> _YOUR TASK_
Exactly repeat all the records below, omitting the images they hold.

[START OF INFORMATION PROVIDED]

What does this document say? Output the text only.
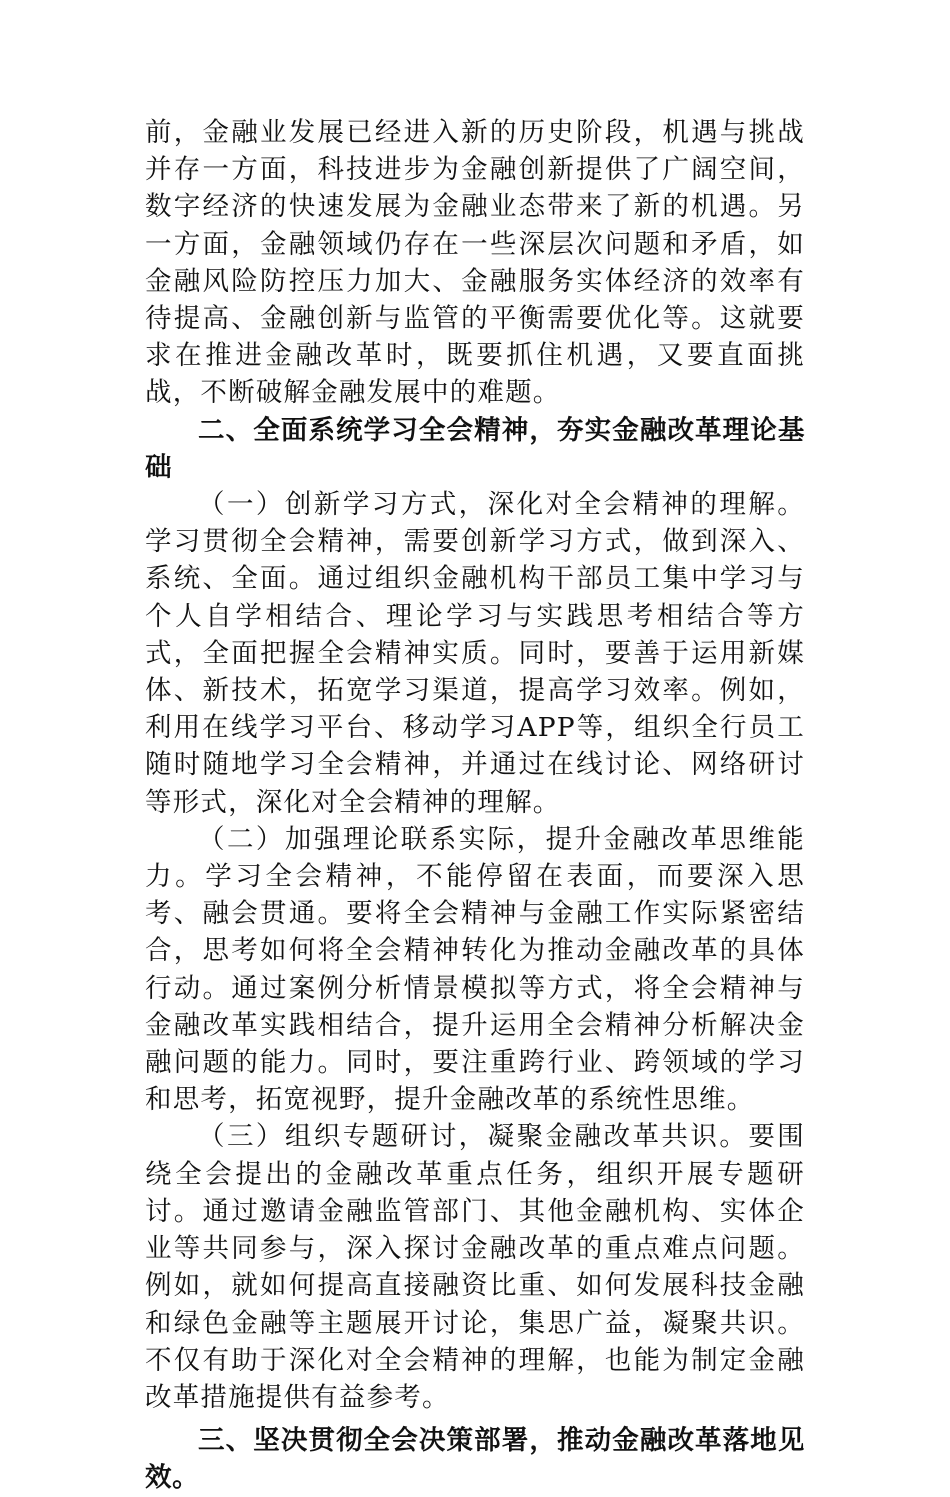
前，金融业发展已经进入新的历史阶段，机遇与挑战并存一方面，科技进步为金融创新提供了广阔空间，数字经济的快速发展为金融业态带来了新的机遇。另一方面，金融领域仍存在一些深层次问题和矛盾，如金融风险防控压力加大、金融服务实体经济的效率有待提高、金融创新与监管的平衡需要优化等。这就要求在推进金融改革时，既要抓住机遇，又要直面挑战，不断破解金融发展中的难题。

二、全面系统学习全会精神，夯实金融改革理论基础

（一）创新学习方式，深化对全会精神的理解。学习贯彻全会精神，需要创新学习方式，做到深入、系统、全面。通过组织金融机构干部员工集中学习与个人自学相结合、理论学习与实践思考相结合等方式，全面把握全会精神实质。同时，要善于运用新媒体、新技术，拓宽学习渠道，提高学习效率。例如，利用在线学习平台、移动学习APP等，组织全行员工随时随地学习全会精神，并通过在线讨论、网络研讨等形式，深化对全会精神的理解。

（二）加强理论联系实际，提升金融改革思维能力。学习全会精神，不能停留在表面，而要深入思考、融会贯通。要将全会精神与金融工作实际紧密结合，思考如何将全会精神转化为推动金融改革的具体行动。通过案例分析情景模拟等方式，将全会精神与金融改革实践相结合，提升运用全会精神分析解决金融问题的能力。同时，要注重跨行业、跨领域的学习和思考，拓宽视野，提升金融改革的系统性思维。

（三）组织专题研讨，凝聚金融改革共识。要围绕全会提出的金融改革重点任务，组织开展专题研讨。通过邀请金融监管部门、其他金融机构、实体企业等共同参与，深入探讨金融改革的重点难点问题。例如，就如何提高直接融资比重、如何发展科技金融和绿色金融等主题展开讨论，集思广益，凝聚共识。不仅有助于深化对全会精神的理解，也能为制定金融改革措施提供有益参考。

三、坚决贯彻全会决策部署，推动金融改革落地见效。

[END OF INFORMATION PROVIDED]

> _WORKED SOLUTION_
What does this document say? Output the text only.
前，金融业发展已经进入新的历史阶段，机遇与挑战并存一方面，科技进步为金融创新提供了广阔空间，数字经济的快速发展为金融业态带来了新的机遇。另一方面，金融领域仍存在一些深层次问题和矛盾，如金融风险防控压力加大、金融服务实体经济的效率有待提高、金融创新与监管的平衡需要优化等。这就要求在推进金融改革时，既要抓住机遇，又要直面挑战，不断破解金融发展中的难题。

二、全面系统学习全会精神，夯实金融改革理论基础

（一）创新学习方式，深化对全会精神的理解。学习贯彻全会精神，需要创新学习方式，做到深入、系统、全面。通过组织金融机构干部员工集中学习与个人自学相结合、理论学习与实践思考相结合等方式，全面把握全会精神实质。同时，要善于运用新媒体、新技术，拓宽学习渠道，提高学习效率。例如，利用在线学习平台、移动学习APP等，组织全行员工随时随地学习全会精神，并通过在线讨论、网络研讨等形式，深化对全会精神的理解。

（二）加强理论联系实际，提升金融改革思维能力。学习全会精神，不能停留在表面，而要深入思考、融会贯通。要将全会精神与金融工作实际紧密结合，思考如何将全会精神转化为推动金融改革的具体行动。通过案例分析情景模拟等方式，将全会精神与金融改革实践相结合，提升运用全会精神分析解决金融问题的能力。同时，要注重跨行业、跨领域的学习和思考，拓宽视野，提升金融改革的系统性思维。

（三）组织专题研讨，凝聚金融改革共识。要围绕全会提出的金融改革重点任务，组织开展专题研讨。通过邀请金融监管部门、其他金融机构、实体企业等共同参与，深入探讨金融改革的重点难点问题。例如，就如何提高直接融资比重、如何发展科技金融和绿色金融等主题展开讨论，集思广益，凝聚共识。不仅有助于深化对全会精神的理解，也能为制定金融改革措施提供有益参考。

三、坚决贯彻全会决策部署，推动金融改革落地见效。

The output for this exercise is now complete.